[Dataset items]
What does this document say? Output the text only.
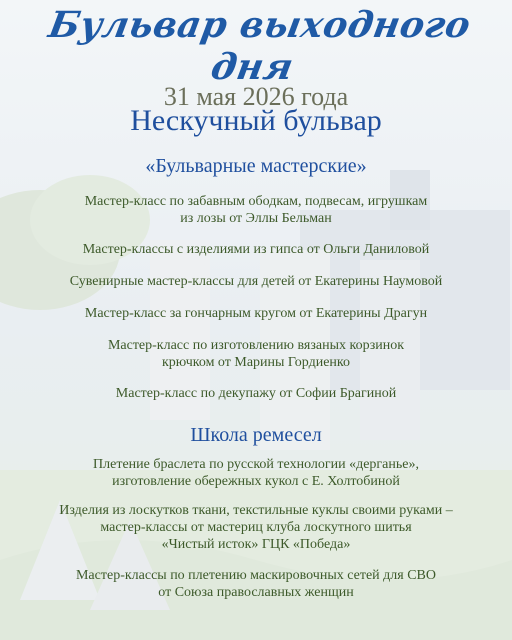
Бульвар выходного дня
31 мая 2026 года
Нескучный бульвар
«Бульварные мастерские»
Мастер-класс по забавным ободкам, подвесам, игрушкам
из лозы от Эллы Бельман
Мастер-классы с изделиями из гипса от Ольги Даниловой
Сувенирные мастер-классы для детей от Екатерины Наумовой
Мастер-класс за гончарным кругом от Екатерины Драгун
Мастер-класс по изготовлению вязаных корзинок
крючком от Марины Гордиенко
Мастер-класс по декупажу от Софии Брагиной
Школа ремесел
Плетение браслета по русской технологии «дерганье»,
изготовление обережных кукол с Е. Холтобиной
Изделия из лоскутков ткани, текстильные куклы своими руками –
мастер-классы от мастериц клуба лоскутного шитья
«Чистый исток» ГЦК «Победа»
Мастер-классы по плетению маскировочных сетей для СВО
от Союза православных женщин
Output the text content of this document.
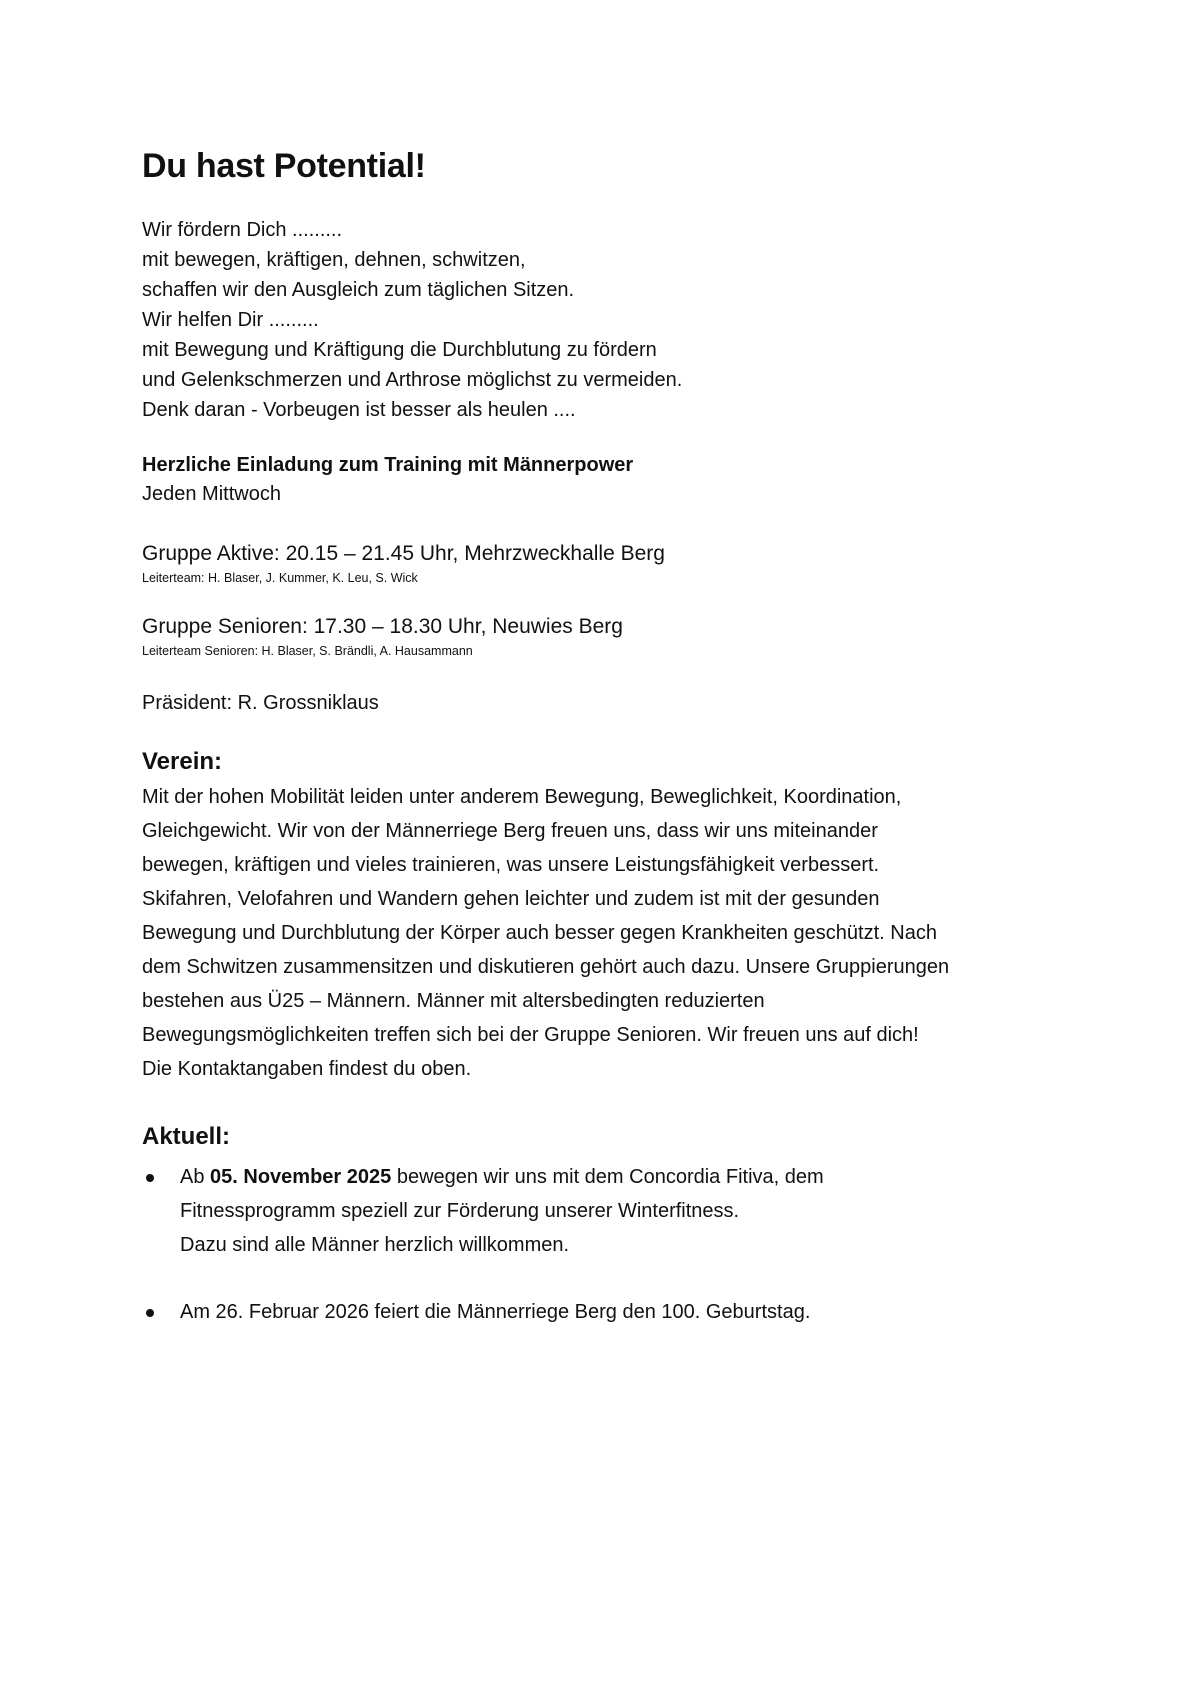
Du hast Potential!
Wir fördern Dich .........
mit bewegen, kräftigen, dehnen, schwitzen,
schaffen wir den Ausgleich zum täglichen Sitzen.
Wir helfen Dir .........
mit Bewegung und Kräftigung die Durchblutung zu fördern
und Gelenkschmerzen und Arthrose möglichst zu vermeiden.
Denk daran - Vorbeugen ist besser als heulen ....
Herzliche Einladung zum Training mit Männerpower
Jeden Mittwoch
Gruppe Aktive: 20.15 – 21.45 Uhr, Mehrzweckhalle Berg
Leiterteam: H. Blaser, J. Kummer, K. Leu, S. Wick
Gruppe Senioren: 17.30 – 18.30 Uhr, Neuwies Berg
Leiterteam Senioren: H. Blaser, S. Brändli, A. Hausammann
Präsident: R. Grossniklaus
Verein:
Mit der hohen Mobilität leiden unter anderem Bewegung, Beweglichkeit, Koordination,
Gleichgewicht. Wir von der Männerriege Berg freuen uns, dass wir uns miteinander
bewegen, kräftigen und vieles trainieren, was unsere Leistungsfähigkeit verbessert.
Skifahren, Velofahren und Wandern gehen leichter und zudem ist mit der gesunden
Bewegung und Durchblutung der Körper auch besser gegen Krankheiten geschützt. Nach
dem Schwitzen zusammensitzen und diskutieren gehört auch dazu. Unsere Gruppierungen
bestehen aus Ü25 – Männern. Männer mit altersbedingten reduzierten
Bewegungsmöglichkeiten treffen sich bei der Gruppe Senioren. Wir freuen uns auf dich!
Die Kontaktangaben findest du oben.
Aktuell:
Ab 05. November 2025 bewegen wir uns mit dem Concordia Fitiva, dem
Fitnessprogramm speziell zur Förderung unserer Winterfitness.
Dazu sind alle Männer herzlich willkommen.
Am 26. Februar 2026 feiert die Männerriege Berg den 100. Geburtstag.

Stated problem: Pick every line with "this" in it and copy it.

Correct answer:
What does this document say? Output the text only.
Output the text content of this document.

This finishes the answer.